[START OF Dataset excerpts]

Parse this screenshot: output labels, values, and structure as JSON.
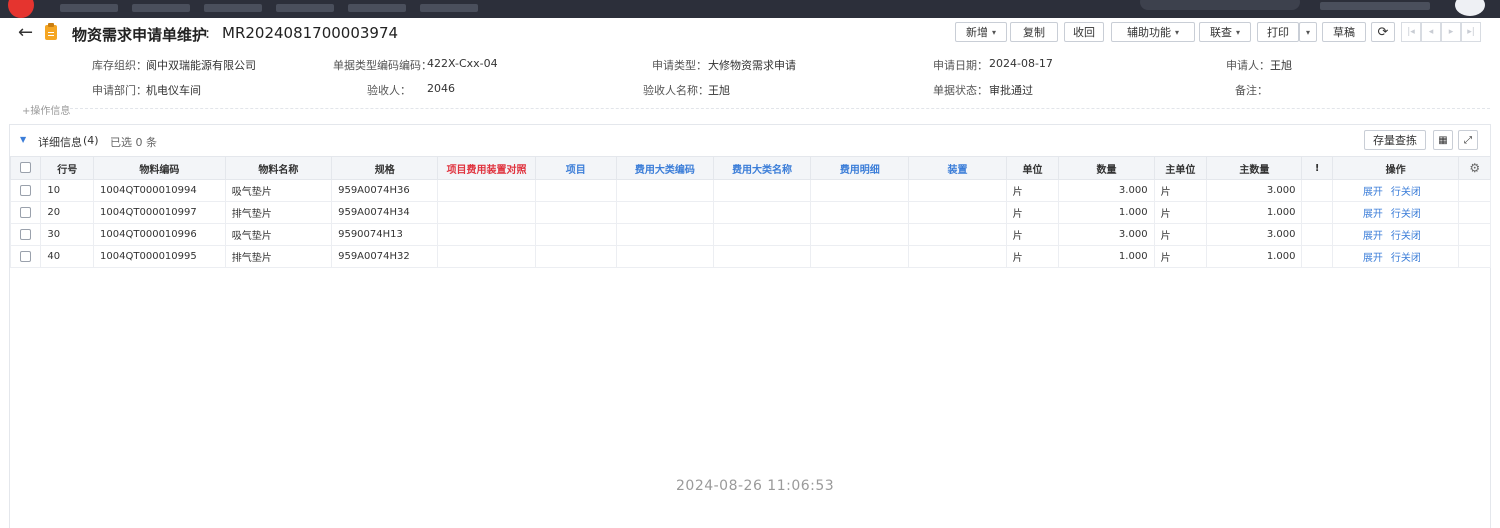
{
  "header": {
    "title": "物资需求申请单维护",
    "colon": ":",
    "doc_no": "MR2024081700003974"
  },
  "toolbar": {
    "add": "新增",
    "copy": "复制",
    "recall": "收回",
    "assist": "辅助功能",
    "linked": "联查",
    "print": "打印",
    "draft": "草稿"
  },
  "info": {
    "org_label": "库存组织：",
    "org_value": "阆中双瑞能源有限公司",
    "type_code_label": "单据类型编码编码：",
    "type_code_value": "422X-Cxx-04",
    "apply_type_label": "申请类型：",
    "apply_type_value": "大修物资需求申请",
    "apply_date_label": "申请日期：",
    "apply_date_value": "2024-08-17",
    "applicant_label": "申请人：",
    "applicant_value": "王旭",
    "dept_label": "申请部门：",
    "dept_value": "机电仪车间",
    "receiver_label": "验收人：",
    "receiver_value": "2046",
    "receiver_name_label": "验收人名称：",
    "receiver_name_value": "王旭",
    "status_label": "单据状态：",
    "status_value": "审批通过",
    "remark_label": "备注：",
    "remark_value": "",
    "op_info": "+操作信息"
  },
  "detail": {
    "title": "详细信息",
    "count": "(4)",
    "selected": "已选 0 条",
    "stock_query": "存量查拣",
    "columns": [
      "行号",
      "物料编码",
      "物料名称",
      "规格",
      "项目费用装置对照",
      "项目",
      "费用大类编码",
      "费用大类名称",
      "费用明细",
      "装置",
      "单位",
      "数量",
      "主单位",
      "主数量",
      "!",
      "操作"
    ],
    "rows": [
      {
        "line": "10",
        "code": "1004QT000010994",
        "name": "吸气垫片",
        "spec": "959A0074H36",
        "unit": "片",
        "qty": "3.000",
        "main_unit": "片",
        "main_qty": "3.000",
        "op1": "展开",
        "op2": "行关闭"
      },
      {
        "line": "20",
        "code": "1004QT000010997",
        "name": "排气垫片",
        "spec": "959A0074H34",
        "unit": "片",
        "qty": "1.000",
        "main_unit": "片",
        "main_qty": "1.000",
        "op1": "展开",
        "op2": "行关闭"
      },
      {
        "line": "30",
        "code": "1004QT000010996",
        "name": "吸气垫片",
        "spec": "9590074H13",
        "unit": "片",
        "qty": "3.000",
        "main_unit": "片",
        "main_qty": "3.000",
        "op1": "展开",
        "op2": "行关闭"
      },
      {
        "line": "40",
        "code": "1004QT000010995",
        "name": "排气垫片",
        "spec": "959A0074H32",
        "unit": "片",
        "qty": "1.000",
        "main_unit": "片",
        "main_qty": "1.000",
        "op1": "展开",
        "op2": "行关闭"
      }
    ]
  },
  "watermark": "2024-08-26 11:06:53",
  "icons": {
    "back": "←",
    "refresh": "⟳",
    "grid": "▦",
    "fullscreen": "⤢",
    "gear": "⚙",
    "expand_triangle": "▼",
    "caret": "▾",
    "pager_first": "|◂",
    "pager_prev": "◂",
    "pager_next": "▸",
    "pager_last": "▸|"
  },
  "colors": {
    "link": "#3b7dd8",
    "required_header": "#e0343f",
    "topbar": "#2c2f3a",
    "doc_icon": "#f5a623"
  }
}
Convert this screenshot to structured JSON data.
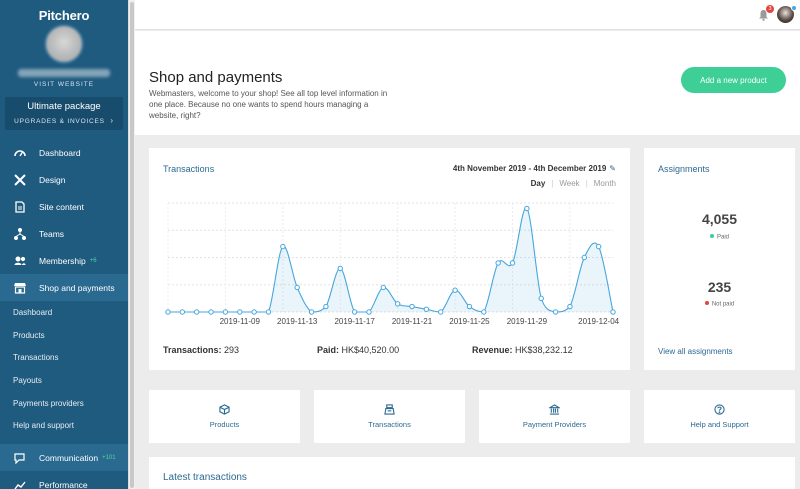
{
  "sidebar": {
    "brand": "Pitchero",
    "visit_website": "VISIT WEBSITE",
    "package": {
      "title": "Ultimate package",
      "subtitle": "UPGRADES & INVOICES"
    },
    "items": [
      {
        "label": "Dashboard",
        "icon": "speedometer-icon"
      },
      {
        "label": "Design",
        "icon": "tools-icon"
      },
      {
        "label": "Site content",
        "icon": "document-icon"
      },
      {
        "label": "Teams",
        "icon": "hierarchy-icon"
      },
      {
        "label": "Membership",
        "icon": "people-icon",
        "badge": "+6"
      },
      {
        "label": "Shop and payments",
        "icon": "store-icon"
      }
    ],
    "sub_items": [
      "Dashboard",
      "Products",
      "Transactions",
      "Payouts",
      "Payments providers",
      "Help and support"
    ],
    "bottom_items": [
      {
        "label": "Communication",
        "icon": "chat-icon",
        "badge": "+101"
      },
      {
        "label": "Performance",
        "icon": "trend-icon"
      }
    ]
  },
  "topbar": {
    "notification_count": "3",
    "bell_icon": "bell-icon",
    "avatar": "user-avatar"
  },
  "header": {
    "title": "Shop and payments",
    "description": "Webmasters, welcome to your shop! See all top level information in one place. Because no one wants to spend hours managing a website, right?",
    "add_product_label": "Add a new product"
  },
  "transactions": {
    "title": "Transactions",
    "date_range": "4th November 2019 - 4th December 2019",
    "ranges": [
      "Day",
      "Week",
      "Month"
    ],
    "active_range": "Day",
    "stats": {
      "transactions_label": "Transactions:",
      "transactions_value": "293",
      "paid_label": "Paid:",
      "paid_value": "HK$40,520.00",
      "revenue_label": "Revenue:",
      "revenue_value": "HK$38,232.12"
    }
  },
  "chart_data": {
    "type": "area",
    "x": [
      "2019-11-04",
      "2019-11-05",
      "2019-11-06",
      "2019-11-07",
      "2019-11-08",
      "2019-11-09",
      "2019-11-10",
      "2019-11-11",
      "2019-11-12",
      "2019-11-13",
      "2019-11-14",
      "2019-11-15",
      "2019-11-16",
      "2019-11-17",
      "2019-11-18",
      "2019-11-19",
      "2019-11-20",
      "2019-11-21",
      "2019-11-22",
      "2019-11-23",
      "2019-11-24",
      "2019-11-25",
      "2019-11-26",
      "2019-11-27",
      "2019-11-28",
      "2019-11-29",
      "2019-11-30",
      "2019-12-01",
      "2019-12-02",
      "2019-12-03",
      "2019-12-04"
    ],
    "values": [
      0,
      0,
      0,
      0,
      0,
      0,
      0,
      0,
      24,
      9,
      0,
      2,
      16,
      0,
      0,
      9,
      3,
      2,
      1,
      0,
      8,
      2,
      0,
      18,
      18,
      38,
      5,
      0,
      2,
      20,
      24,
      0
    ],
    "tick_labels": [
      "2019-11-09",
      "2019-11-13",
      "2019-11-17",
      "2019-11-21",
      "2019-11-25",
      "2019-11-29",
      "2019-12-04"
    ],
    "ylim": [
      0,
      40
    ],
    "grid": true,
    "color": "#47a6dc"
  },
  "assignments": {
    "title": "Assignments",
    "paid_value": "4,055",
    "paid_label": "Paid",
    "paid_color": "#3ecf96",
    "not_paid_value": "235",
    "not_paid_label": "Not paid",
    "not_paid_color": "#e2453c",
    "view_all": "View all assignments"
  },
  "quick_links": [
    {
      "label": "Products",
      "icon": "box-icon"
    },
    {
      "label": "Transactions",
      "icon": "cash-register-icon"
    },
    {
      "label": "Payment Providers",
      "icon": "bank-icon"
    },
    {
      "label": "Help and Support",
      "icon": "help-icon"
    }
  ],
  "latest": {
    "title": "Latest transactions"
  }
}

[END OF Dataset excerpts]

### Problem statement
Return the listing above word for word, with the pictures removed.

### Result for this task
Parse this screenshot: output labels, values, and structure as JSON.
{
  "header": {
    "title": "物资需求申请单维护",
    "colon": ":",
    "doc_no": "MR2024081700003974"
  },
  "toolbar": {
    "add": "新增",
    "copy": "复制",
    "recall": "收回",
    "assist": "辅助功能",
    "linked": "联查",
    "print": "打印",
    "draft": "草稿"
  },
  "info": {
    "org_label": "库存组织：",
    "org_value": "阆中双瑞能源有限公司",
    "type_code_label": "单据类型编码编码：",
    "type_code_value": "422X-Cxx-04",
    "apply_type_label": "申请类型：",
    "apply_type_value": "大修物资需求申请",
    "apply_date_label": "申请日期：",
    "apply_date_value": "2024-08-17",
    "applicant_label": "申请人：",
    "applicant_value": "王旭",
    "dept_label": "申请部门：",
    "dept_value": "机电仪车间",
    "receiver_label": "验收人：",
    "receiver_value": "2046",
    "receiver_name_label": "验收人名称：",
    "receiver_name_value": "王旭",
    "status_label": "单据状态：",
    "status_value": "审批通过",
    "remark_label": "备注：",
    "remark_value": "",
    "op_info": "+操作信息"
  },
  "detail": {
    "title": "详细信息",
    "count": "(4)",
    "selected": "已选 0 条",
    "stock_query": "存量查拣",
    "columns": [
      "行号",
      "物料编码",
      "物料名称",
      "规格",
      "项目费用装置对照",
      "项目",
      "费用大类编码",
      "费用大类名称",
      "费用明细",
      "装置",
      "单位",
      "数量",
      "主单位",
      "主数量",
      "!",
      "操作"
    ],
    "rows": [
      {
        "line": "10",
        "code": "1004QT000010994",
        "name": "吸气垫片",
        "spec": "959A0074H36",
        "unit": "片",
        "qty": "3.000",
        "main_unit": "片",
        "main_qty": "3.000",
        "op1": "展开",
        "op2": "行关闭"
      },
      {
        "line": "20",
        "code": "1004QT000010997",
        "name": "排气垫片",
        "spec": "959A0074H34",
        "unit": "片",
        "qty": "1.000",
        "main_unit": "片",
        "main_qty": "1.000",
        "op1": "展开",
        "op2": "行关闭"
      },
      {
        "line": "30",
        "code": "1004QT000010996",
        "name": "吸气垫片",
        "spec": "9590074H13",
        "unit": "片",
        "qty": "3.000",
        "main_unit": "片",
        "main_qty": "3.000",
        "op1": "展开",
        "op2": "行关闭"
      },
      {
        "line": "40",
        "code": "1004QT000010995",
        "name": "排气垫片",
        "spec": "959A0074H32",
        "unit": "片",
        "qty": "1.000",
        "main_unit": "片",
        "main_qty": "1.000",
        "op1": "展开",
        "op2": "行关闭"
      }
    ]
  },
  "watermark": "2024-08-26 11:06:53",
  "icons": {
    "back": "←",
    "refresh": "⟳",
    "grid": "▦",
    "fullscreen": "⤢",
    "gear": "⚙",
    "expand_triangle": "▼",
    "caret": "▾",
    "pager_first": "|◂",
    "pager_prev": "◂",
    "pager_next": "▸",
    "pager_last": "▸|"
  },
  "colors": {
    "link": "#3b7dd8",
    "required_header": "#e0343f",
    "topbar": "#2c2f3a",
    "doc_icon": "#f5a623"
  }
}
Convert this screenshot to structured JSON data.
{
  "sidebar": {
    "brand": "Pitchero",
    "visit_website": "VISIT WEBSITE",
    "package": {
      "title": "Ultimate package",
      "subtitle": "UPGRADES & INVOICES"
    },
    "items": [
      {
        "label": "Dashboard",
        "icon": "speedometer-icon"
      },
      {
        "label": "Design",
        "icon": "tools-icon"
      },
      {
        "label": "Site content",
        "icon": "document-icon"
      },
      {
        "label": "Teams",
        "icon": "hierarchy-icon"
      },
      {
        "label": "Membership",
        "icon": "people-icon",
        "badge": "+6"
      },
      {
        "label": "Shop and payments",
        "icon": "store-icon"
      }
    ],
    "sub_items": [
      "Dashboard",
      "Products",
      "Transactions",
      "Payouts",
      "Payments providers",
      "Help and support"
    ],
    "bottom_items": [
      {
        "label": "Communication",
        "icon": "chat-icon",
        "badge": "+101"
      },
      {
        "label": "Performance",
        "icon": "trend-icon"
      }
    ]
  },
  "topbar": {
    "notification_count": "3",
    "bell_icon": "bell-icon",
    "avatar": "user-avatar"
  },
  "header": {
    "title": "Shop and payments",
    "description": "Webmasters, welcome to your shop! See all top level information in one place. Because no one wants to spend hours managing a website, right?",
    "add_product_label": "Add a new product"
  },
  "transactions": {
    "title": "Transactions",
    "date_range": "4th November 2019 - 4th December 2019",
    "ranges": [
      "Day",
      "Week",
      "Month"
    ],
    "active_range": "Day",
    "stats": {
      "transactions_label": "Transactions:",
      "transactions_value": "293",
      "paid_label": "Paid:",
      "paid_value": "HK$40,520.00",
      "revenue_label": "Revenue:",
      "revenue_value": "HK$38,232.12"
    }
  },
  "chart_data": {
    "type": "area",
    "x": [
      "2019-11-04",
      "2019-11-05",
      "2019-11-06",
      "2019-11-07",
      "2019-11-08",
      "2019-11-09",
      "2019-11-10",
      "2019-11-11",
      "2019-11-12",
      "2019-11-13",
      "2019-11-14",
      "2019-11-15",
      "2019-11-16",
      "2019-11-17",
      "2019-11-18",
      "2019-11-19",
      "2019-11-20",
      "2019-11-21",
      "2019-11-22",
      "2019-11-23",
      "2019-11-24",
      "2019-11-25",
      "2019-11-26",
      "2019-11-27",
      "2019-11-28",
      "2019-11-29",
      "2019-11-30",
      "2019-12-01",
      "2019-12-02",
      "2019-12-03",
      "2019-12-04"
    ],
    "values": [
      0,
      0,
      0,
      0,
      0,
      0,
      0,
      0,
      24,
      9,
      0,
      2,
      16,
      0,
      0,
      9,
      3,
      2,
      1,
      0,
      8,
      2,
      0,
      18,
      18,
      38,
      5,
      0,
      2,
      20,
      24,
      0
    ],
    "tick_labels": [
      "2019-11-09",
      "2019-11-13",
      "2019-11-17",
      "2019-11-21",
      "2019-11-25",
      "2019-11-29",
      "2019-12-04"
    ],
    "ylim": [
      0,
      40
    ],
    "grid": true,
    "color": "#47a6dc"
  },
  "assignments": {
    "title": "Assignments",
    "paid_value": "4,055",
    "paid_label": "Paid",
    "paid_color": "#3ecf96",
    "not_paid_value": "235",
    "not_paid_label": "Not paid",
    "not_paid_color": "#e2453c",
    "view_all": "View all assignments"
  },
  "quick_links": [
    {
      "label": "Products",
      "icon": "box-icon"
    },
    {
      "label": "Transactions",
      "icon": "cash-register-icon"
    },
    {
      "label": "Payment Providers",
      "icon": "bank-icon"
    },
    {
      "label": "Help and Support",
      "icon": "help-icon"
    }
  ],
  "latest": {
    "title": "Latest transactions"
  }
}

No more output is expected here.